Given task: Go through the entries one line at a time, and gather every line that has the word "title".

□ □ □

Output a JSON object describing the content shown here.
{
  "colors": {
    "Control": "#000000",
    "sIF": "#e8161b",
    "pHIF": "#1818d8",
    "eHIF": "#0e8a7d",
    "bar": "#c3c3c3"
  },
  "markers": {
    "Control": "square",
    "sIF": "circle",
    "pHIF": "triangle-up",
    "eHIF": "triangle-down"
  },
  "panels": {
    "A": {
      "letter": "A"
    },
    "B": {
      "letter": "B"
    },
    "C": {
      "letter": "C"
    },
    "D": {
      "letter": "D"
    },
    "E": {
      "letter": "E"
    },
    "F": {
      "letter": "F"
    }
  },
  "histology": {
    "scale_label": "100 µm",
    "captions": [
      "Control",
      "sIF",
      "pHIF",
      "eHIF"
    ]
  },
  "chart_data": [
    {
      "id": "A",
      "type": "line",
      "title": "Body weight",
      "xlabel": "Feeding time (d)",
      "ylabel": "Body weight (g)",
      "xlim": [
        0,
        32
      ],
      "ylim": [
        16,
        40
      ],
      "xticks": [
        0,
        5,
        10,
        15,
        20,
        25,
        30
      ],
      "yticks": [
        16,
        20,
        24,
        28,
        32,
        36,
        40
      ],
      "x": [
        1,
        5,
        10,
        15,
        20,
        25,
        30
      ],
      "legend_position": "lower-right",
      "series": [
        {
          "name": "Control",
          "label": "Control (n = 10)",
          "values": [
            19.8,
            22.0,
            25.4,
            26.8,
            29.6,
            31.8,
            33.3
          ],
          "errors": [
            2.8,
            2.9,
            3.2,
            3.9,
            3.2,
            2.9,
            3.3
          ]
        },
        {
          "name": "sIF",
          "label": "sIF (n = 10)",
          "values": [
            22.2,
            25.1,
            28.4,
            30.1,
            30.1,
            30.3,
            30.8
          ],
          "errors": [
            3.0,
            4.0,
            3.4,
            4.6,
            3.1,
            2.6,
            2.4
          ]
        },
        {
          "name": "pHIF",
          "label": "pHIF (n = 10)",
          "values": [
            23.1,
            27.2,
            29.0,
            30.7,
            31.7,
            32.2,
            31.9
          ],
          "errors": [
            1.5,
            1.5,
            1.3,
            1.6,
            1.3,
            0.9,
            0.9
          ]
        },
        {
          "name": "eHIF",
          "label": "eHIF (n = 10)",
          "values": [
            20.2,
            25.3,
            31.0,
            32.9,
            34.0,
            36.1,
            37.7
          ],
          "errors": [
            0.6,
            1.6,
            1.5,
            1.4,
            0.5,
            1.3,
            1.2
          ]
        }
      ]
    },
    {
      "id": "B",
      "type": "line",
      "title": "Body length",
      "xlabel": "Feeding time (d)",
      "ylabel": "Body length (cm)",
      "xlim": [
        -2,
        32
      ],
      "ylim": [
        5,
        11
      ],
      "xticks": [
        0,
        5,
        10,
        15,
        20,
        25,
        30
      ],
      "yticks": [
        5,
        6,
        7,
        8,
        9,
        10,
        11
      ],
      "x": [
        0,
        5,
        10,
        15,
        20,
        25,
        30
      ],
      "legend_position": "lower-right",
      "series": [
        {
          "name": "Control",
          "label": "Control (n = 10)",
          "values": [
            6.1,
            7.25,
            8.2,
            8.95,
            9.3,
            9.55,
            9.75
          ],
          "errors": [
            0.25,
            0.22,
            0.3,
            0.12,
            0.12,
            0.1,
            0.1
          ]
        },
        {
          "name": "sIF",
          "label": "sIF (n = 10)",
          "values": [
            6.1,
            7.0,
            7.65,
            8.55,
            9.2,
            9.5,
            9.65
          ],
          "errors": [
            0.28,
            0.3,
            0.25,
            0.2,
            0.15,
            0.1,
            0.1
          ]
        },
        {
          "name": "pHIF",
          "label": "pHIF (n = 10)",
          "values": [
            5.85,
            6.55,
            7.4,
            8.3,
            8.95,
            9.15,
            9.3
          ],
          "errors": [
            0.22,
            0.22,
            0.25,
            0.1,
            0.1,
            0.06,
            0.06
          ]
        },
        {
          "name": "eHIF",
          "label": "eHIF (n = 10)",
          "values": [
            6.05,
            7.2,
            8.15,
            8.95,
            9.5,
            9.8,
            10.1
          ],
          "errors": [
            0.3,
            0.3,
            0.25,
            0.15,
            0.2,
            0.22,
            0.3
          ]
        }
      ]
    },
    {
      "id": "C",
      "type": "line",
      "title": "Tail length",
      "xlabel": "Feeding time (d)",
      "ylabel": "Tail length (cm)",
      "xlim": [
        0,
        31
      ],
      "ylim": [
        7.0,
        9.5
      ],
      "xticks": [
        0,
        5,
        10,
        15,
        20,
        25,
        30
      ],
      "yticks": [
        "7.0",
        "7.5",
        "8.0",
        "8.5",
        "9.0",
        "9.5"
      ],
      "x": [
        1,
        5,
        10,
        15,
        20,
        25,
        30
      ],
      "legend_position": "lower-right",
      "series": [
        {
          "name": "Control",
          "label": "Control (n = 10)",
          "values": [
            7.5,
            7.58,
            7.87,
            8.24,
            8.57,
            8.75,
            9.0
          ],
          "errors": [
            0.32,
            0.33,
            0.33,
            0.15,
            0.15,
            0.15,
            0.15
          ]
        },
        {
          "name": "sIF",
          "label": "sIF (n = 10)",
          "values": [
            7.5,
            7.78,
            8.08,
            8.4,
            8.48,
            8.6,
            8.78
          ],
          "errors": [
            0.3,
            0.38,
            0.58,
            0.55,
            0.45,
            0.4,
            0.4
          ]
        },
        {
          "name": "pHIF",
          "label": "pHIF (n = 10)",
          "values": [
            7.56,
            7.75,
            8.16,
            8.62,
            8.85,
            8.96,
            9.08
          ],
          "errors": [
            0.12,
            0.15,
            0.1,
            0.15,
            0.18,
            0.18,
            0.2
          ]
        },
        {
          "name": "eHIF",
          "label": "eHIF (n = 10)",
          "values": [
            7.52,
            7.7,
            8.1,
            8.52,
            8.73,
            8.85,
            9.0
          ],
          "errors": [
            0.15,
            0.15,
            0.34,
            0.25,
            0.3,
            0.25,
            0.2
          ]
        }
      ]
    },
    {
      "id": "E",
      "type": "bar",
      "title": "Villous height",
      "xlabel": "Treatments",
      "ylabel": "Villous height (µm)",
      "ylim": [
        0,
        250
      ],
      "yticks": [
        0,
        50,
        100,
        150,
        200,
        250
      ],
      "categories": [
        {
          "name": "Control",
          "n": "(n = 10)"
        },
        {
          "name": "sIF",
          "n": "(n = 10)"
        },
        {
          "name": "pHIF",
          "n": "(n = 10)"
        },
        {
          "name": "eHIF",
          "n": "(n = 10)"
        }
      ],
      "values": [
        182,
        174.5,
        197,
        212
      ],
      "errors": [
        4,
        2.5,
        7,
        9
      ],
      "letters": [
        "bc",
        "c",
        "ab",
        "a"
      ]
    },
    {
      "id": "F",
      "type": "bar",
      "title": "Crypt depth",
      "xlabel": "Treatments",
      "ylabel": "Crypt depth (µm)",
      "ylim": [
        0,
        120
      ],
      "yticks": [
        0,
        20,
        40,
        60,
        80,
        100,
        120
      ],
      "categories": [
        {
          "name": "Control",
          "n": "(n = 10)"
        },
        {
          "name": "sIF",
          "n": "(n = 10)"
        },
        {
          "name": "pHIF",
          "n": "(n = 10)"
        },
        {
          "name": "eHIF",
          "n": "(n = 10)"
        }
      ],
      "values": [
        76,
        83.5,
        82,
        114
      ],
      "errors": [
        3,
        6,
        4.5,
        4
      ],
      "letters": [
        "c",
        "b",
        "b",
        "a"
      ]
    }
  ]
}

□ □ □

Task result:
      "title": "Body weight",
      "title": "Body length",
      "title": "Tail length",
      "title": "Villous height",
      "title": "Crypt depth",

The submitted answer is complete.